> [TASK INSTRUCTIONS]: Could you copy every line from the material below in which "pratiques" appears?

— start INPUT DATA —

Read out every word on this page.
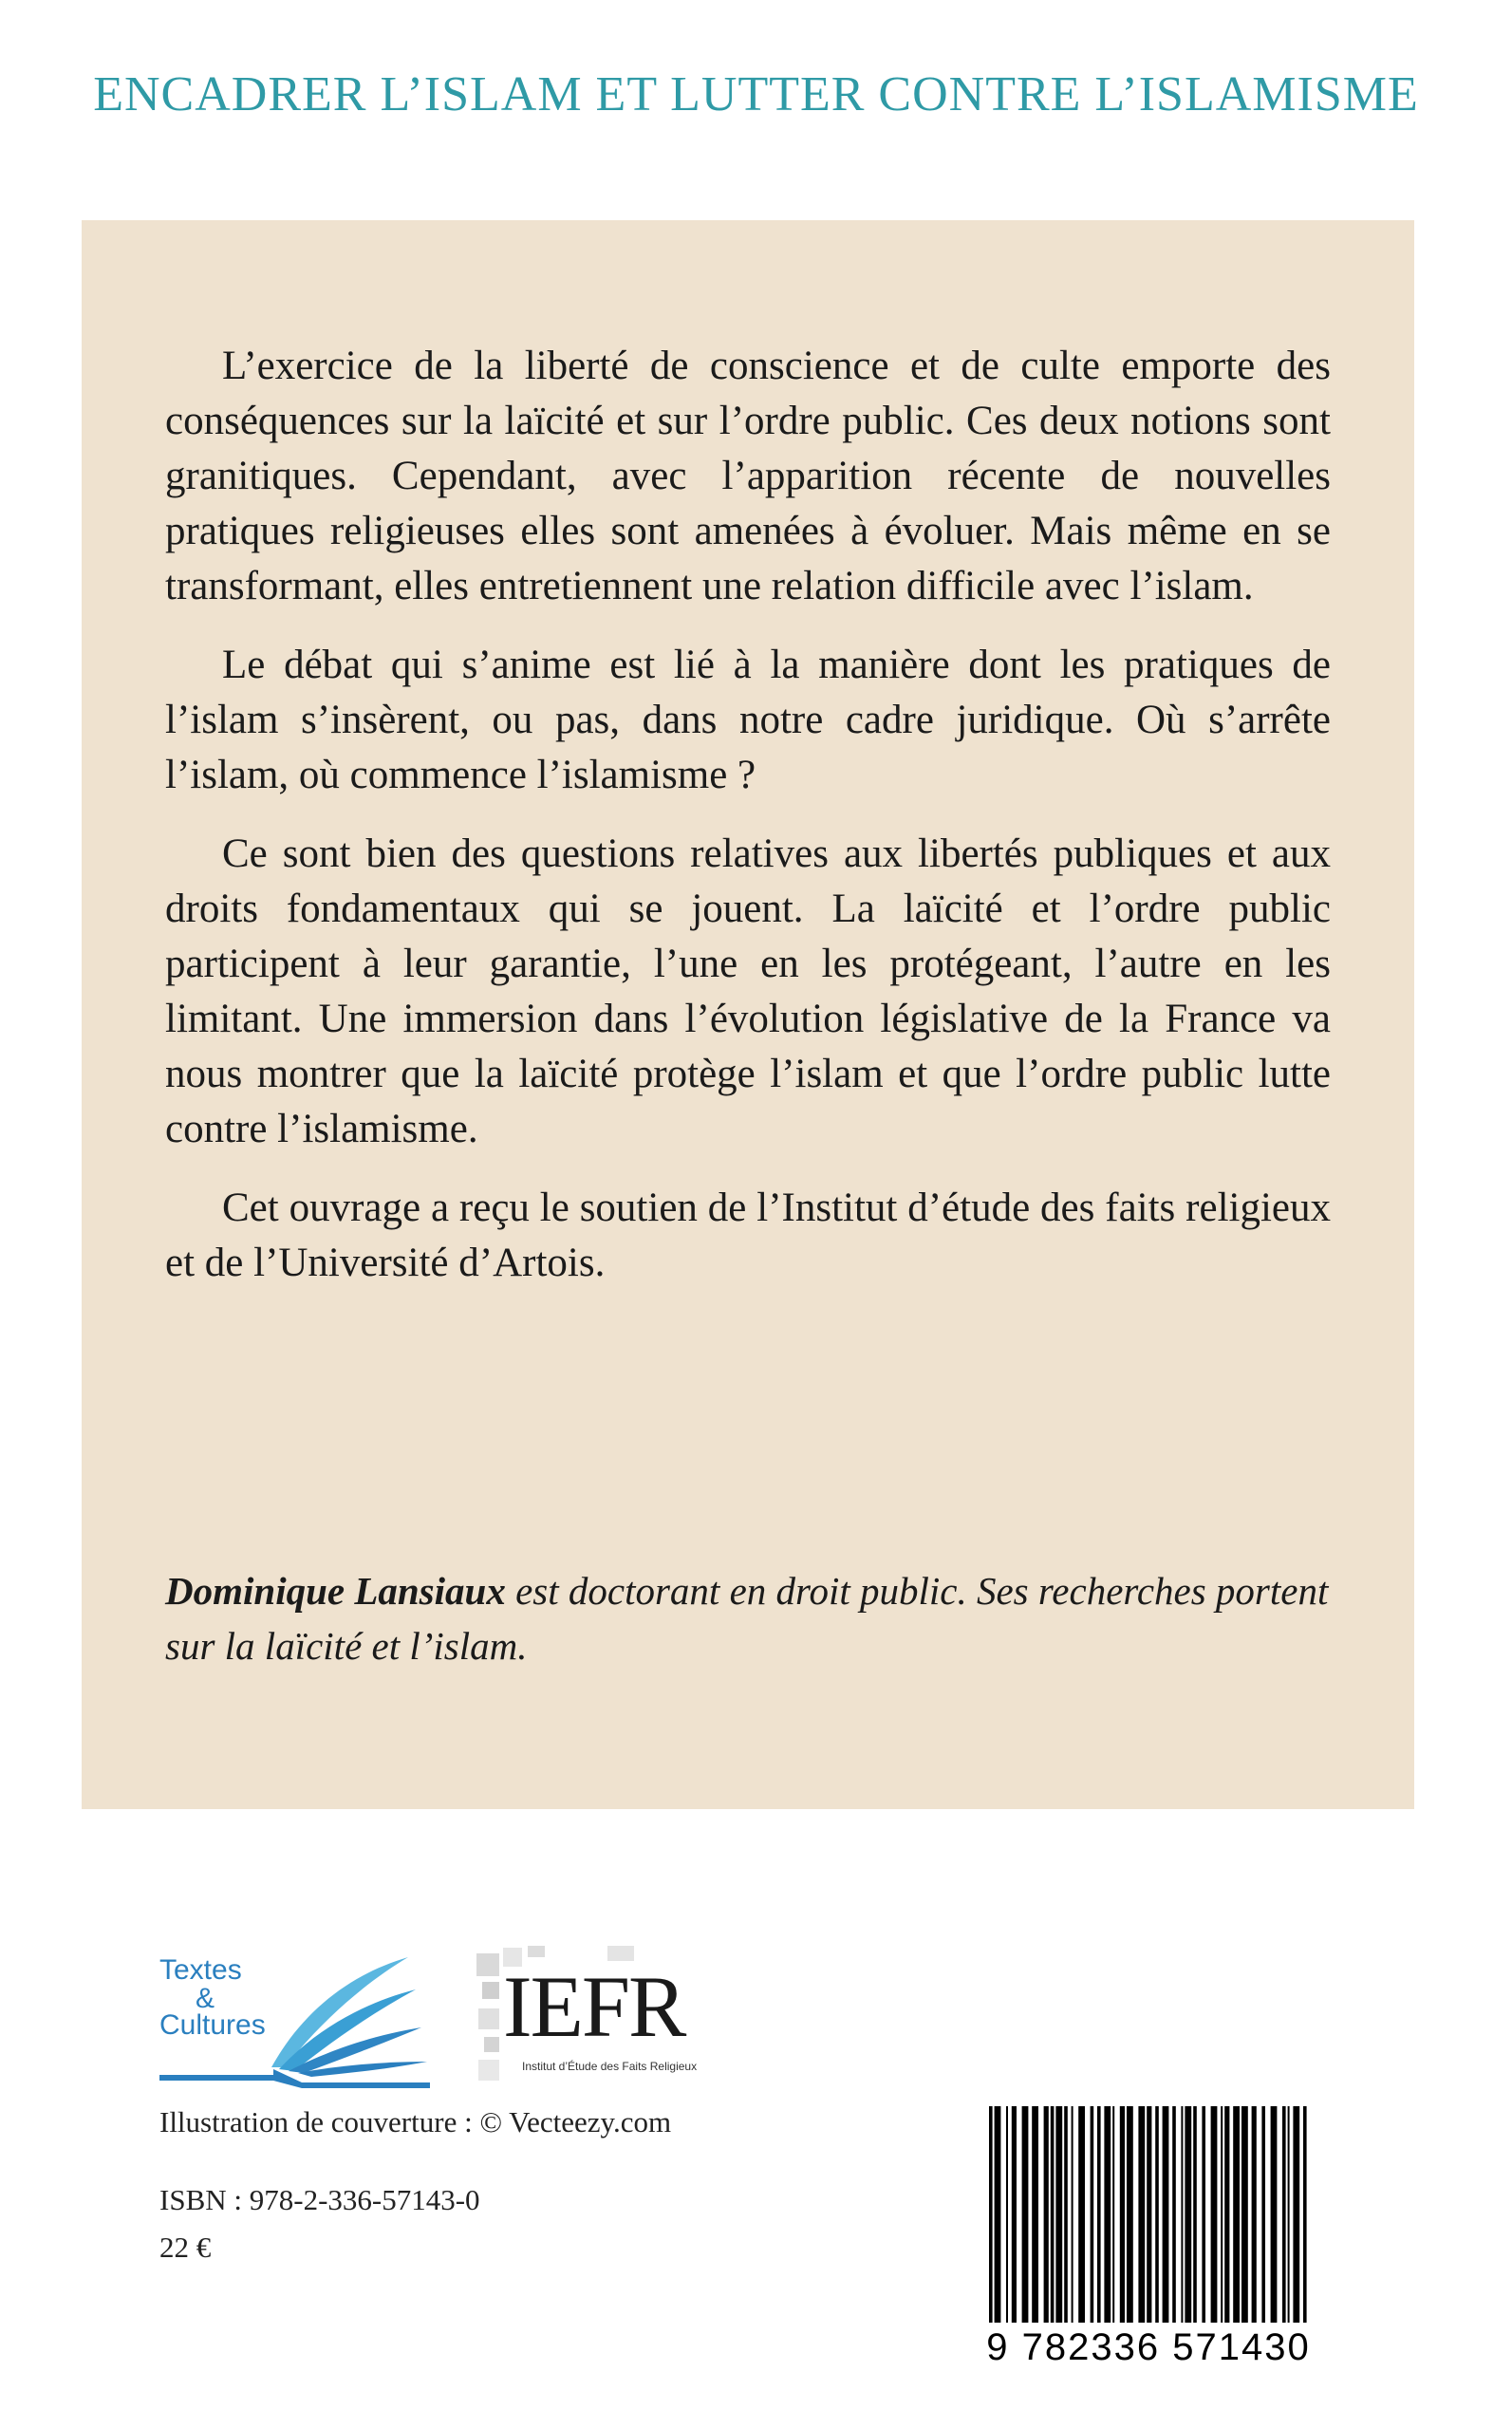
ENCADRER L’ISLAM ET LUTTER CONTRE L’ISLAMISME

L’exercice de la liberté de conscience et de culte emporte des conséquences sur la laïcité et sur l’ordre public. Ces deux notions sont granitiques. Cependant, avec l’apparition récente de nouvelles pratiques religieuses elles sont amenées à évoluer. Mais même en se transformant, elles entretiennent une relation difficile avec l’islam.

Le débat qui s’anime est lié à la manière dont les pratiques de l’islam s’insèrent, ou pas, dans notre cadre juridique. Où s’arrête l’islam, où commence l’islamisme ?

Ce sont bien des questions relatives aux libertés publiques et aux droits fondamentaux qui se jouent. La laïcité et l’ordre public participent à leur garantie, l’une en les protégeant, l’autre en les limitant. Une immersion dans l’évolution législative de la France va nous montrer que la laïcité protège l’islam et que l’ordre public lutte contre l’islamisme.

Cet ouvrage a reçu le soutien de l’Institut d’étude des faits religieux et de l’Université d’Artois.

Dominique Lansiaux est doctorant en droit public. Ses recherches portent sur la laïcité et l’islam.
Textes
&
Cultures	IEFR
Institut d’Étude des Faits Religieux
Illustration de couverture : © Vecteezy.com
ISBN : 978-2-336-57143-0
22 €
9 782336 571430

— end INPUT DATA —

> [FINAL ANSWER]:
L’exercice de la liberté de conscience et de culte emporte des conséquences sur la laïcité et sur l’ordre public. Ces deux notions sont granitiques. Cependant, avec l’apparition récente de nouvelles pratiques religieuses elles sont amenées à évoluer. Mais même en se transformant, elles entretiennent une relation difficile avec l’islam.
Le débat qui s’anime est lié à la manière dont les pratiques de l’islam s’insèrent, ou pas, dans notre cadre juridique. Où s’arrête l’islam, où commence l’islamisme ?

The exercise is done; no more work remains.